§ **YOUR OBJECTIVE**
Your task is to transcribe the data in full.
## Start DATA EXCERPTS
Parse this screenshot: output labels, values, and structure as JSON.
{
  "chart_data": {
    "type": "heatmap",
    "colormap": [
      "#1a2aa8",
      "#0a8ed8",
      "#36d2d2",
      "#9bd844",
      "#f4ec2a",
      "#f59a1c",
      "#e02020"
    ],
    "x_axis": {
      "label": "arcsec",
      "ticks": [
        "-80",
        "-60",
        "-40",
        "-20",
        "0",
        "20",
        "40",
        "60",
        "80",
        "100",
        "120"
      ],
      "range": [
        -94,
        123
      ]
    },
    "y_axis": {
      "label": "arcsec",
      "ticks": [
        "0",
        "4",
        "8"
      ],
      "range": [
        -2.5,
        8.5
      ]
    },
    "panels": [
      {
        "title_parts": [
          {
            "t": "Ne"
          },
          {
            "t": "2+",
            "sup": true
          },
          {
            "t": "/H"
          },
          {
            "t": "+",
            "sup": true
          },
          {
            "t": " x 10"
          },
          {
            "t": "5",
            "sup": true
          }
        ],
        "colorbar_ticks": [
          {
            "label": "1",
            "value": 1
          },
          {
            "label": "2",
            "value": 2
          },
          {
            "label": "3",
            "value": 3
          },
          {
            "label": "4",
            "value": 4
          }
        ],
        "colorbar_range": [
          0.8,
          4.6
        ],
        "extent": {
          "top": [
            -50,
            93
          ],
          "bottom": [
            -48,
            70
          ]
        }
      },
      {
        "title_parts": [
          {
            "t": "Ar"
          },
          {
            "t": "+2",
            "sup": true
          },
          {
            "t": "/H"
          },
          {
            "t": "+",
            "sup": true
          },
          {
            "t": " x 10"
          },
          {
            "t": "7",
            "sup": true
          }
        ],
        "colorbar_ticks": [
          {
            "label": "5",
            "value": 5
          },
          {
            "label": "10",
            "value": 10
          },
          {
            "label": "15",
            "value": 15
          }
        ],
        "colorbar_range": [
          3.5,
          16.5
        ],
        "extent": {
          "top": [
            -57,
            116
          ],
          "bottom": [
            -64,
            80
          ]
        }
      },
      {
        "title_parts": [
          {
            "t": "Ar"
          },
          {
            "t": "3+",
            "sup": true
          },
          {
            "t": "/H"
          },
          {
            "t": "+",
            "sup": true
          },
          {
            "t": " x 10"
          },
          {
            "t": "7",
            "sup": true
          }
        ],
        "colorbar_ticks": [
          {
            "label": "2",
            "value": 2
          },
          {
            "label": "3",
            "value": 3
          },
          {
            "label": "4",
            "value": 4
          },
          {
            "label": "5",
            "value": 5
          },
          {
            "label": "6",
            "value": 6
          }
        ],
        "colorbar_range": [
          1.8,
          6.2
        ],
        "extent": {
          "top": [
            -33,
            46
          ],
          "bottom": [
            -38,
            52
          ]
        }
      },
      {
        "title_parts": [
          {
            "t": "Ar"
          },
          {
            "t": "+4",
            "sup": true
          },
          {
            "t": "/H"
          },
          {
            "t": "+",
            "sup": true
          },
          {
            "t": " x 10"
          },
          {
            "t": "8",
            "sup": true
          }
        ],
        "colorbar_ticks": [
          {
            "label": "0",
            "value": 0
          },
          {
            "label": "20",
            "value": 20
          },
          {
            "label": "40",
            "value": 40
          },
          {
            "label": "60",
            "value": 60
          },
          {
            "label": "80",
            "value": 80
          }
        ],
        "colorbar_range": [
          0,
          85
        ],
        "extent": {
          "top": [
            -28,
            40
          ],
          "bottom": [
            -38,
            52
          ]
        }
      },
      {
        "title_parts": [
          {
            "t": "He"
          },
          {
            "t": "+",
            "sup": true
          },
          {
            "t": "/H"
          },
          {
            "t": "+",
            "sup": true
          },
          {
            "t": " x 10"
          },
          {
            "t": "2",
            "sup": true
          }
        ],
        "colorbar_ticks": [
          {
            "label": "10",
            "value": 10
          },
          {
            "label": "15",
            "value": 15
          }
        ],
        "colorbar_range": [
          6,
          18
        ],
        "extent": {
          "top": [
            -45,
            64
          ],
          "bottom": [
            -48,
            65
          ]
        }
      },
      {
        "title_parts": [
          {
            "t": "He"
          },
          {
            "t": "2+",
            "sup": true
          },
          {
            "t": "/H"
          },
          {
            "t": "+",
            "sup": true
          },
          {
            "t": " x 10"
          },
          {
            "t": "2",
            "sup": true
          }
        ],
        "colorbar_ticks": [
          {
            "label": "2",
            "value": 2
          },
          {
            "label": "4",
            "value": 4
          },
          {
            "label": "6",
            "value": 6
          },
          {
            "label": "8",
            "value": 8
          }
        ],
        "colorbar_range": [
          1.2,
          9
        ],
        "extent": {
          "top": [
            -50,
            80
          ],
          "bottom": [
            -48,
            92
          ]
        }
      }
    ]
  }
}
## End DATA EXCERPTS
§ **OUTPUT FOR THIS TASK**
Parse this screenshot: output labels, values, and structure as JSON.
{
  "chart_data": {
    "type": "heatmap",
    "colormap": [
      "#1a2aa8",
      "#0a8ed8",
      "#36d2d2",
      "#9bd844",
      "#f4ec2a",
      "#f59a1c",
      "#e02020"
    ],
    "x_axis": {
      "label": "arcsec",
      "ticks": [
        "-80",
        "-60",
        "-40",
        "-20",
        "0",
        "20",
        "40",
        "60",
        "80",
        "100",
        "120"
      ],
      "range": [
        -94,
        123
      ]
    },
    "y_axis": {
      "label": "arcsec",
      "ticks": [
        "0",
        "4",
        "8"
      ],
      "range": [
        -2.5,
        8.5
      ]
    },
    "panels": [
      {
        "title_parts": [
          {
            "t": "Ne"
          },
          {
            "t": "2+",
            "sup": true
          },
          {
            "t": "/H"
          },
          {
            "t": "+",
            "sup": true
          },
          {
            "t": " x 10"
          },
          {
            "t": "5",
            "sup": true
          }
        ],
        "colorbar_ticks": [
          {
            "label": "1",
            "value": 1
          },
          {
            "label": "2",
            "value": 2
          },
          {
            "label": "3",
            "value": 3
          },
          {
            "label": "4",
            "value": 4
          }
        ],
        "colorbar_range": [
          0.8,
          4.6
        ],
        "extent": {
          "top": [
            -50,
            93
          ],
          "bottom": [
            -48,
            70
          ]
        }
      },
      {
        "title_parts": [
          {
            "t": "Ar"
          },
          {
            "t": "+2",
            "sup": true
          },
          {
            "t": "/H"
          },
          {
            "t": "+",
            "sup": true
          },
          {
            "t": " x 10"
          },
          {
            "t": "7",
            "sup": true
          }
        ],
        "colorbar_ticks": [
          {
            "label": "5",
            "value": 5
          },
          {
            "label": "10",
            "value": 10
          },
          {
            "label": "15",
            "value": 15
          }
        ],
        "colorbar_range": [
          3.5,
          16.5
        ],
        "extent": {
          "top": [
            -57,
            116
          ],
          "bottom": [
            -64,
            80
          ]
        }
      },
      {
        "title_parts": [
          {
            "t": "Ar"
          },
          {
            "t": "3+",
            "sup": true
          },
          {
            "t": "/H"
          },
          {
            "t": "+",
            "sup": true
          },
          {
            "t": " x 10"
          },
          {
            "t": "7",
            "sup": true
          }
        ],
        "colorbar_ticks": [
          {
            "label": "2",
            "value": 2
          },
          {
            "label": "3",
            "value": 3
          },
          {
            "label": "4",
            "value": 4
          },
          {
            "label": "5",
            "value": 5
          },
          {
            "label": "6",
            "value": 6
          }
        ],
        "colorbar_range": [
          1.8,
          6.2
        ],
        "extent": {
          "top": [
            -33,
            46
          ],
          "bottom": [
            -38,
            52
          ]
        }
      },
      {
        "title_parts": [
          {
            "t": "Ar"
          },
          {
            "t": "+4",
            "sup": true
          },
          {
            "t": "/H"
          },
          {
            "t": "+",
            "sup": true
          },
          {
            "t": " x 10"
          },
          {
            "t": "8",
            "sup": true
          }
        ],
        "colorbar_ticks": [
          {
            "label": "0",
            "value": 0
          },
          {
            "label": "20",
            "value": 20
          },
          {
            "label": "40",
            "value": 40
          },
          {
            "label": "60",
            "value": 60
          },
          {
            "label": "80",
            "value": 80
          }
        ],
        "colorbar_range": [
          0,
          85
        ],
        "extent": {
          "top": [
            -28,
            40
          ],
          "bottom": [
            -38,
            52
          ]
        }
      },
      {
        "title_parts": [
          {
            "t": "He"
          },
          {
            "t": "+",
            "sup": true
          },
          {
            "t": "/H"
          },
          {
            "t": "+",
            "sup": true
          },
          {
            "t": " x 10"
          },
          {
            "t": "2",
            "sup": true
          }
        ],
        "colorbar_ticks": [
          {
            "label": "10",
            "value": 10
          },
          {
            "label": "15",
            "value": 15
          }
        ],
        "colorbar_range": [
          6,
          18
        ],
        "extent": {
          "top": [
            -45,
            64
          ],
          "bottom": [
            -48,
            65
          ]
        }
      },
      {
        "title_parts": [
          {
            "t": "He"
          },
          {
            "t": "2+",
            "sup": true
          },
          {
            "t": "/H"
          },
          {
            "t": "+",
            "sup": true
          },
          {
            "t": " x 10"
          },
          {
            "t": "2",
            "sup": true
          }
        ],
        "colorbar_ticks": [
          {
            "label": "2",
            "value": 2
          },
          {
            "label": "4",
            "value": 4
          },
          {
            "label": "6",
            "value": 6
          },
          {
            "label": "8",
            "value": 8
          }
        ],
        "colorbar_range": [
          1.2,
          9
        ],
        "extent": {
          "top": [
            -50,
            80
          ],
          "bottom": [
            -48,
            92
          ]
        }
      }
    ]
  }
}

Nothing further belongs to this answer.